◆ **TASK OBJECTIVE**: Locate the string "Most" throughout the material and copy every line in which it occurs.

— Start —

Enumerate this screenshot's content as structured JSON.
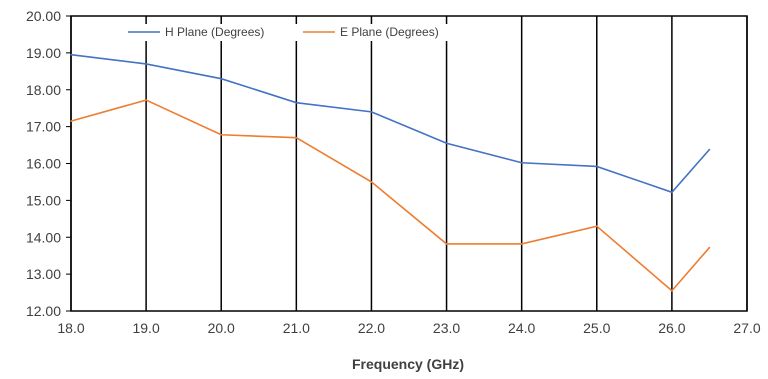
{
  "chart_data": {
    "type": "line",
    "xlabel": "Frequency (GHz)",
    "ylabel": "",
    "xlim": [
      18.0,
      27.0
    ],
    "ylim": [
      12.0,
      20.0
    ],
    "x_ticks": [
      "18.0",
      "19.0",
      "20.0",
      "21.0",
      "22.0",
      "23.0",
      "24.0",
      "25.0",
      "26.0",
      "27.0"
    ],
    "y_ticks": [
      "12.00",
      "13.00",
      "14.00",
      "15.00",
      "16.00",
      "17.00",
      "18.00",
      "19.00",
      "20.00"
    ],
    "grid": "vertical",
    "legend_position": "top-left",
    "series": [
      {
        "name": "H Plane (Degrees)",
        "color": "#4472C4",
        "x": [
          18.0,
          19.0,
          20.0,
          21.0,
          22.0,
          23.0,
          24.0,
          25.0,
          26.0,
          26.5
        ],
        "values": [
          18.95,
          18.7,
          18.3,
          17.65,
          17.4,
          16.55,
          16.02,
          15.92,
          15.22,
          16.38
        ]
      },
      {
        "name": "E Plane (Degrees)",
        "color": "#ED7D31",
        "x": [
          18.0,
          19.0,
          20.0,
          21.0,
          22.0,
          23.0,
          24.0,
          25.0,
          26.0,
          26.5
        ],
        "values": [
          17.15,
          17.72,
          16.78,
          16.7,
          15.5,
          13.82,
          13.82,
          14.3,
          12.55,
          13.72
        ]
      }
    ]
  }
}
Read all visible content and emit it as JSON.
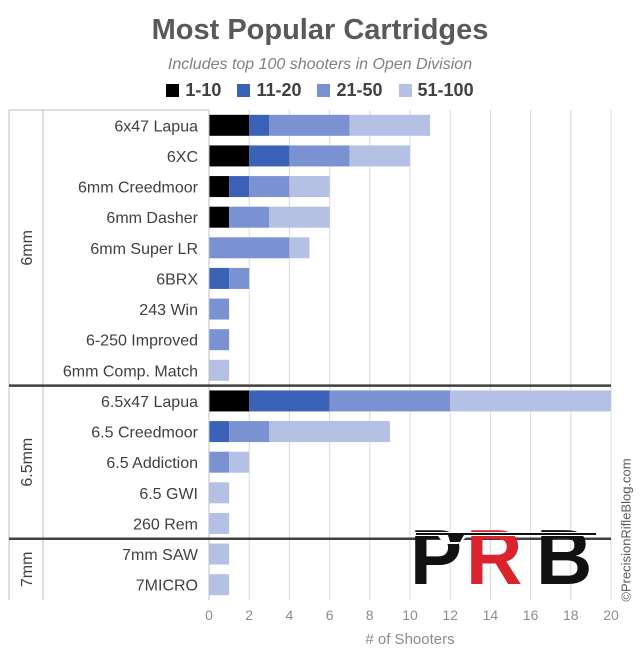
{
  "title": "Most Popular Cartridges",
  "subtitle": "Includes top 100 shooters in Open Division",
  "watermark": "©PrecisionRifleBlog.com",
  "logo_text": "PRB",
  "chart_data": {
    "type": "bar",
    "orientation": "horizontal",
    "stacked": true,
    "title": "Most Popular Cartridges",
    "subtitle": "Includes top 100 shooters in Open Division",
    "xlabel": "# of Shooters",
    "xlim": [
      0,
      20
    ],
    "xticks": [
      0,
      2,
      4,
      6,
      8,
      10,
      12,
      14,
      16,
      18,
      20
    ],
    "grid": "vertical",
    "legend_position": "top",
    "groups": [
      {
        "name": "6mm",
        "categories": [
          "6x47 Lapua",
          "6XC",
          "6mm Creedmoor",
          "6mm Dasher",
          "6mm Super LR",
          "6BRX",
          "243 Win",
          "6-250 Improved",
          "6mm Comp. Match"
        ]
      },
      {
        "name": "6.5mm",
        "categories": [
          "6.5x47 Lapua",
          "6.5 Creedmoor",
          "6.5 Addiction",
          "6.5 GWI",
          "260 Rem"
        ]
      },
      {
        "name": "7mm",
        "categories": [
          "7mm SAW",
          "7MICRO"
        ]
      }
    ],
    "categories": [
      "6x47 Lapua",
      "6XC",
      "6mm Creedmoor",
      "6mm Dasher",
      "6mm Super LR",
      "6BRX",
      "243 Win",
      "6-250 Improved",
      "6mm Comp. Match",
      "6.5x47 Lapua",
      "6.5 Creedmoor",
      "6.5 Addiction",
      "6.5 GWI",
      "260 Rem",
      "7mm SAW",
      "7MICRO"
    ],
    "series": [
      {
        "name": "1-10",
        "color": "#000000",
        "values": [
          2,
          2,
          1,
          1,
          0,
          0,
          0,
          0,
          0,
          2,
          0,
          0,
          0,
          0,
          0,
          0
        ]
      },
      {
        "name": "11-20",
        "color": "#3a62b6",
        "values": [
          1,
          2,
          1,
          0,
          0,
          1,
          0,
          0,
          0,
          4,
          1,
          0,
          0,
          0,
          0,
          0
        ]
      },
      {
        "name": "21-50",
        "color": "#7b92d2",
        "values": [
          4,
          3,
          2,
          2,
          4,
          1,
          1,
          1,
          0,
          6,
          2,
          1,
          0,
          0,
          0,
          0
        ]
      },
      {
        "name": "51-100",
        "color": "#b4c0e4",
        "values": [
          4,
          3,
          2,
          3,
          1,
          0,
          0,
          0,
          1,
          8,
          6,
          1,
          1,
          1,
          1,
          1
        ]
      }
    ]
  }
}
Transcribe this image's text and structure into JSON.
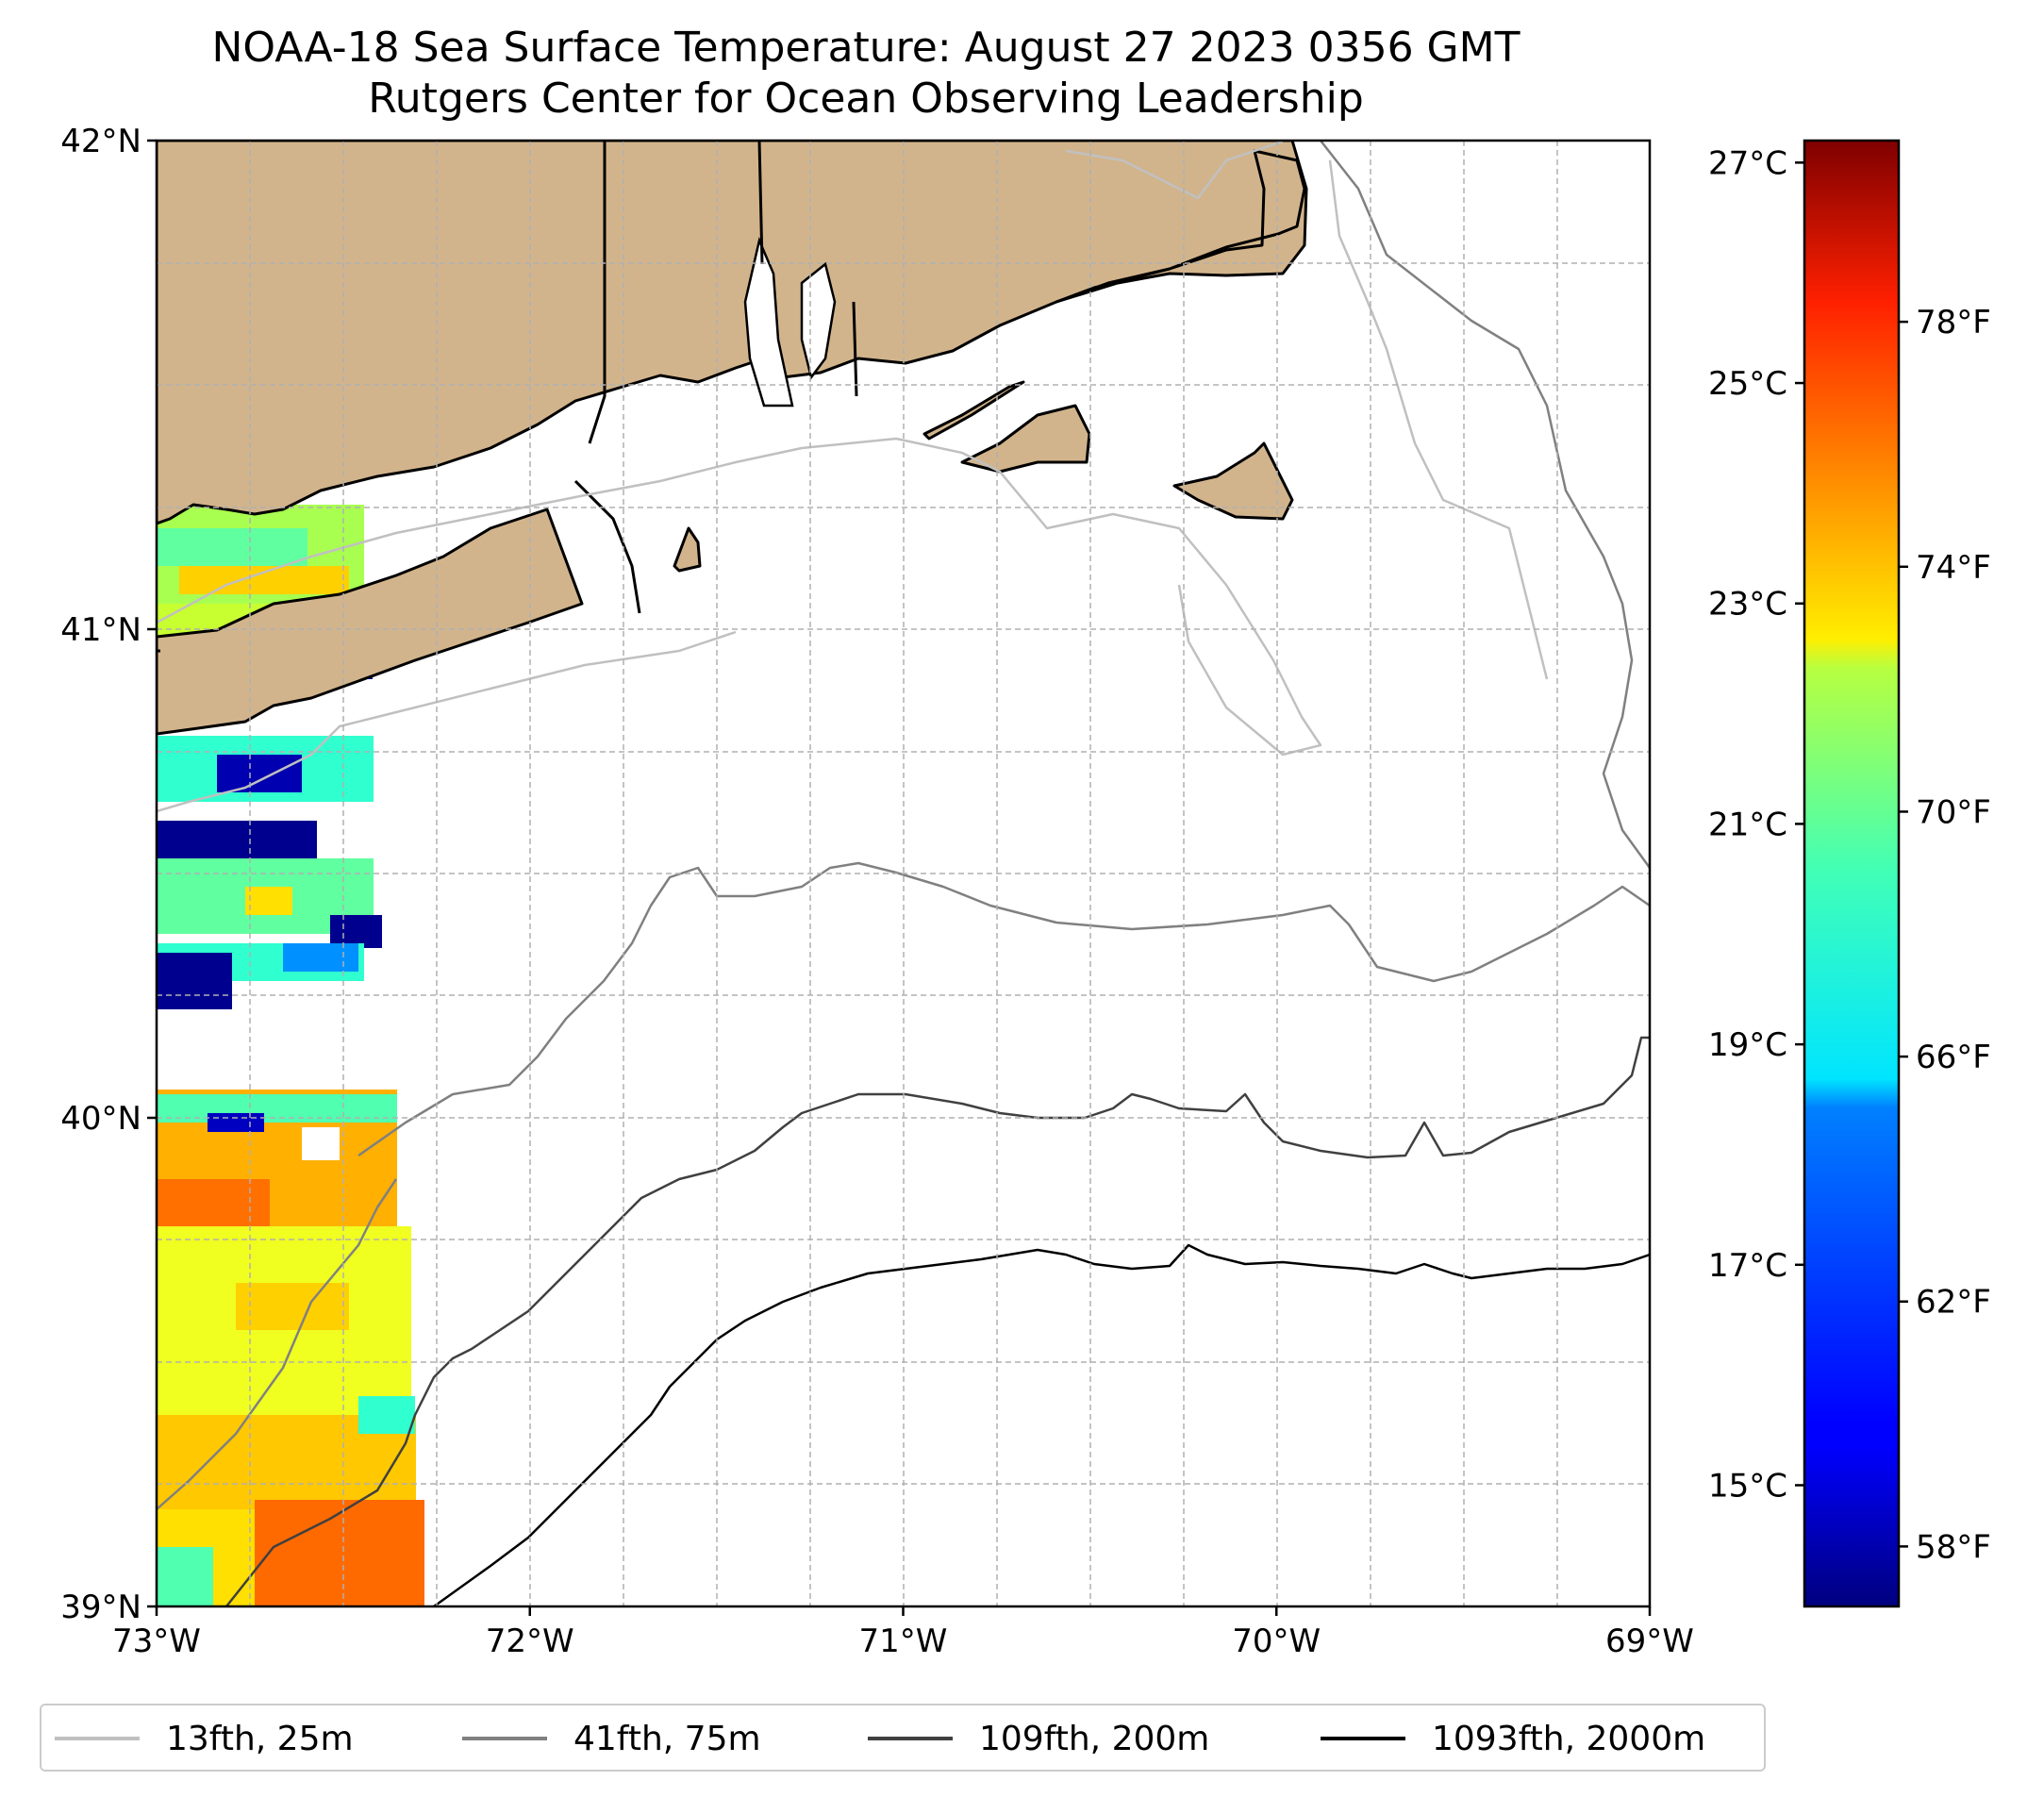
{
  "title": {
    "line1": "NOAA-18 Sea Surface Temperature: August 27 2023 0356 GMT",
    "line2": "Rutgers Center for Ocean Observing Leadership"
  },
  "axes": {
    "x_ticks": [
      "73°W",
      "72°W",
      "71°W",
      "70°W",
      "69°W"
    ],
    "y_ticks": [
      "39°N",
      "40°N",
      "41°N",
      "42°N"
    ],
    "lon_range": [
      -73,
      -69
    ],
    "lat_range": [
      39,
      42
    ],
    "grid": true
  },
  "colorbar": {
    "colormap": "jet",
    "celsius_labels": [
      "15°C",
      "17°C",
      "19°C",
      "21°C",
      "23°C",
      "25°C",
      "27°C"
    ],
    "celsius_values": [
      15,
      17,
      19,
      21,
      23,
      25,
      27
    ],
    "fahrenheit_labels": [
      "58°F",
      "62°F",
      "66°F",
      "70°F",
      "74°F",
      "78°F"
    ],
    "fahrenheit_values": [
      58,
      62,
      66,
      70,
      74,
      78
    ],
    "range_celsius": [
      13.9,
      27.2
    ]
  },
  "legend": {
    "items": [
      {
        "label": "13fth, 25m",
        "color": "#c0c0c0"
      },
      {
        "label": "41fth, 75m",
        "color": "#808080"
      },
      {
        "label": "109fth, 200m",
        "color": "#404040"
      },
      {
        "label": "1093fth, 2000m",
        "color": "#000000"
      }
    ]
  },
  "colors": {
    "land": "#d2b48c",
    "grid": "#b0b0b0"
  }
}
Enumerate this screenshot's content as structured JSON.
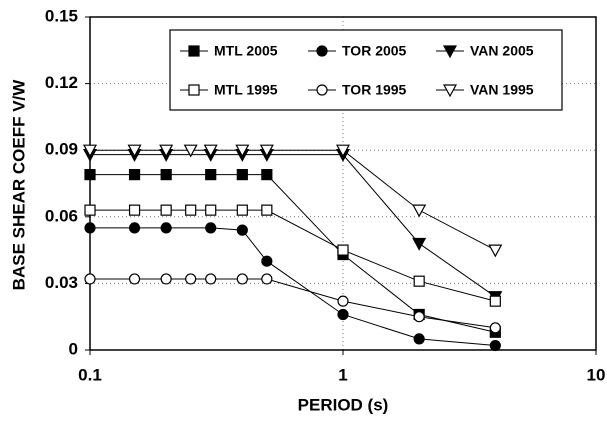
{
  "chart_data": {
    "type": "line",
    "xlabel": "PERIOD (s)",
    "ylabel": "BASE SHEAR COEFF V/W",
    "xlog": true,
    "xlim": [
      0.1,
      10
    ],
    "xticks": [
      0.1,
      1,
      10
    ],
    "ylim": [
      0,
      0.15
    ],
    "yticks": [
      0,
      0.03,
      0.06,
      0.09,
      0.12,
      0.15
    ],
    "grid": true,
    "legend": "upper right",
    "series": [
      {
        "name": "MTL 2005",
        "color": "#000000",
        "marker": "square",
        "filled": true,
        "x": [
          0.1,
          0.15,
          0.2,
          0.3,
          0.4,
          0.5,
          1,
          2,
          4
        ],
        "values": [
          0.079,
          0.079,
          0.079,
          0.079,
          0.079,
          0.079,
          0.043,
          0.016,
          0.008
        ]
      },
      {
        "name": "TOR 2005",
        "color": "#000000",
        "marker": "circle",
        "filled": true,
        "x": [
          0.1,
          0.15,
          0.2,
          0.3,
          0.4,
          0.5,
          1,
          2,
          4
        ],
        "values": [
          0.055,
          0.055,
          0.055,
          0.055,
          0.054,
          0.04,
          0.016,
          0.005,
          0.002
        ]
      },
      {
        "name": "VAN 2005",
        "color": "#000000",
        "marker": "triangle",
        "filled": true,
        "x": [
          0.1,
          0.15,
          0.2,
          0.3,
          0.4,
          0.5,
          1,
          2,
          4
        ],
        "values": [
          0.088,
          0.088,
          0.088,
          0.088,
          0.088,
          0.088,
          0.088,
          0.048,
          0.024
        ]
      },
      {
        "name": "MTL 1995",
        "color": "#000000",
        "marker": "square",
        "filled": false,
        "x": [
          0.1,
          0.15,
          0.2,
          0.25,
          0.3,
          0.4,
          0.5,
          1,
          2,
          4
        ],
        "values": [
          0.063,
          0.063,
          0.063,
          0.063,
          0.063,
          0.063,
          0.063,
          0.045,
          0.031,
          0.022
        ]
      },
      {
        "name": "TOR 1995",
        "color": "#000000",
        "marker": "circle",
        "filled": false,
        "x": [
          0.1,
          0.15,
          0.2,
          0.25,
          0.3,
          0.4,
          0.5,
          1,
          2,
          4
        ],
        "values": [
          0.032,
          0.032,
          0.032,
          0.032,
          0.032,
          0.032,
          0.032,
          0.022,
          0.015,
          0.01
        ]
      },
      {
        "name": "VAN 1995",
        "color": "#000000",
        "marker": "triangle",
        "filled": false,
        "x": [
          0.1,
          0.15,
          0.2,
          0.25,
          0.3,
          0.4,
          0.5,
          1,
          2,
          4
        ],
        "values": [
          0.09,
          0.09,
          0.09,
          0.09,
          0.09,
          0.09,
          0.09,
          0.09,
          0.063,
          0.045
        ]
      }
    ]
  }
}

— End —

◆ **WORKED ANSWER**:
  "title": "Most Popular Cartridges",
    "title": "Most Popular Cartridges",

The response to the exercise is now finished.